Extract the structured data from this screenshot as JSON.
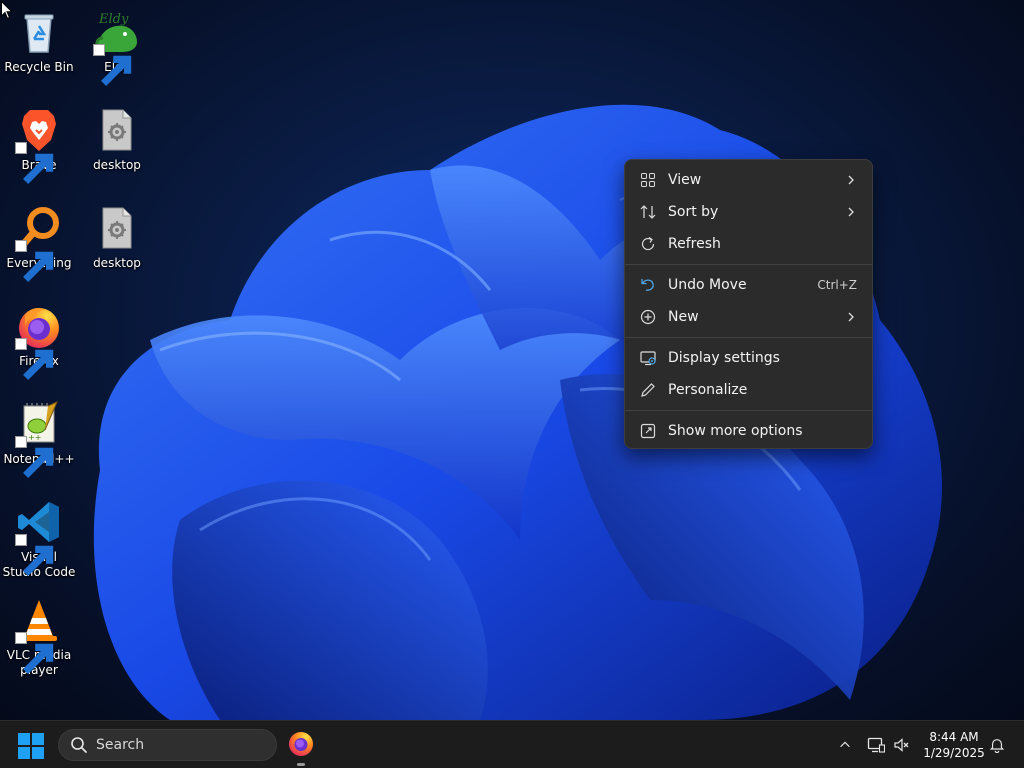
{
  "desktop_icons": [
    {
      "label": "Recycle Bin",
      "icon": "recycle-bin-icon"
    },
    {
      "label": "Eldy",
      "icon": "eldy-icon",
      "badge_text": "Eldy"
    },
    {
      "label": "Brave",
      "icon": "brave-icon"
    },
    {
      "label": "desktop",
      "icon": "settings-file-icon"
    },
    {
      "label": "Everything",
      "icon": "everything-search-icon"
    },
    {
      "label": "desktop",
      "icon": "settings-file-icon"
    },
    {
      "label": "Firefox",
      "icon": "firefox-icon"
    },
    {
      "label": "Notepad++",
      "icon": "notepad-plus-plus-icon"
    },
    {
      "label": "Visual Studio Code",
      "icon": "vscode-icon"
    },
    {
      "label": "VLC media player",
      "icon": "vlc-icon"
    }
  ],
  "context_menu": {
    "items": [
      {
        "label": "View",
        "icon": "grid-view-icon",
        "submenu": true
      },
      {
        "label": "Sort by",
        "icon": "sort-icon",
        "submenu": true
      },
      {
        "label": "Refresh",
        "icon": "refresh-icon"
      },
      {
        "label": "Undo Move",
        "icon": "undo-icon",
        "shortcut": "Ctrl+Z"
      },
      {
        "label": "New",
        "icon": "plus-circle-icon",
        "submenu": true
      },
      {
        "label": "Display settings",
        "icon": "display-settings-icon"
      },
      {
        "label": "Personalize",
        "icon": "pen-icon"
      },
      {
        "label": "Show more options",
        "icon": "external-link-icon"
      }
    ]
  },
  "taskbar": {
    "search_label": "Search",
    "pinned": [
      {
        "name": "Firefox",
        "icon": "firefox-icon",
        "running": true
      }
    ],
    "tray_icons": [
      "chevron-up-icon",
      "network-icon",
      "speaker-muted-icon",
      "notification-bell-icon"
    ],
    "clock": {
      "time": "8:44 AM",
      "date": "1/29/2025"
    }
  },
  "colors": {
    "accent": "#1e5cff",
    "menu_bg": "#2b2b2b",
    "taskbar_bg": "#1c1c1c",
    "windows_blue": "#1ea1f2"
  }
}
==
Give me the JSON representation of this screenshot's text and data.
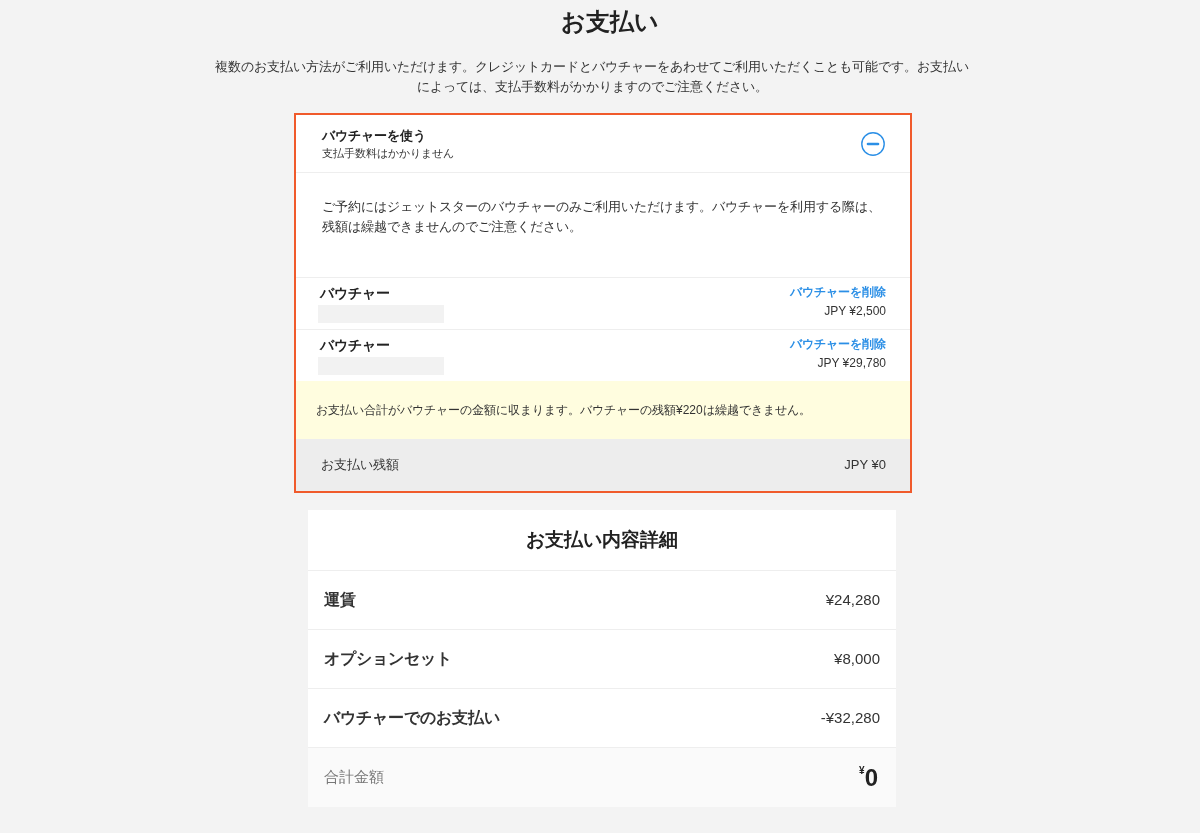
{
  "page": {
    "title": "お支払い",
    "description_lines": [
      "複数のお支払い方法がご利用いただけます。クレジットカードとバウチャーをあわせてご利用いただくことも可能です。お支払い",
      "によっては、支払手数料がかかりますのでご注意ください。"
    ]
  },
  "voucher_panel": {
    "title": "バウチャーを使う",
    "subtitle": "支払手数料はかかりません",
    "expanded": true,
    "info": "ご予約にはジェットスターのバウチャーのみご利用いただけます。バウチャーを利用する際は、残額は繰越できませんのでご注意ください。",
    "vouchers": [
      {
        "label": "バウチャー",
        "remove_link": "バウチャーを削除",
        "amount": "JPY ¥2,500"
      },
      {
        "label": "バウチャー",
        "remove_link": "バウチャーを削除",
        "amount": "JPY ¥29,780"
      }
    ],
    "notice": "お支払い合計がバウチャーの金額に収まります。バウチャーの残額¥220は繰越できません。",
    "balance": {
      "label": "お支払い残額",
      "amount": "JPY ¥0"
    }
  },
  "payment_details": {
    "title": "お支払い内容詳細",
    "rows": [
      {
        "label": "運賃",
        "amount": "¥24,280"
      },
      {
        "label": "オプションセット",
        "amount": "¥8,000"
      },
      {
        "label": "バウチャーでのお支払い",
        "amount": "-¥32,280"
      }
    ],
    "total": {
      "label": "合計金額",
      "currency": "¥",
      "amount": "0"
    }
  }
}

# [TASK OBJECTIVE]
From the entries, report each line that includes the word "plus".

# [RESPONSE]
      "icon": "notepad-plus-plus-icon"
        "icon": "plus-circle-icon",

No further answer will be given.